PROBLEM REQUIREMENTS —
Repeat the whole of the data, keeping every detail the same.
= = = =
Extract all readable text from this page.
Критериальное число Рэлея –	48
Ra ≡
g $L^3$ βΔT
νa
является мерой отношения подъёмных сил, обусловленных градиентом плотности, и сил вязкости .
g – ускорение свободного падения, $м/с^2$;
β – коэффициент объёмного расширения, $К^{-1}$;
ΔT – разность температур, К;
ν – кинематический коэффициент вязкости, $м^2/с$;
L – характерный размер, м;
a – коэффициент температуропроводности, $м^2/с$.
= = = =
FULL OUTPUT —
Extract all readable text from this page.
Критериальное число Рэлея –	48
Ra ≡
g $L^3$ βΔT
νa
является мерой отношения подъёмных сил, обусловленных градиентом плотности, и сил вязкости .
g – ускорение свободного падения, $м/с^2$;
β – коэффициент объёмного расширения, $К^{-1}$;
ΔT – разность температур, К;
ν – кинематический коэффициент вязкости, $м^2/с$;
L – характерный размер, м;
a – коэффициент температуропроводности, $м^2/с$.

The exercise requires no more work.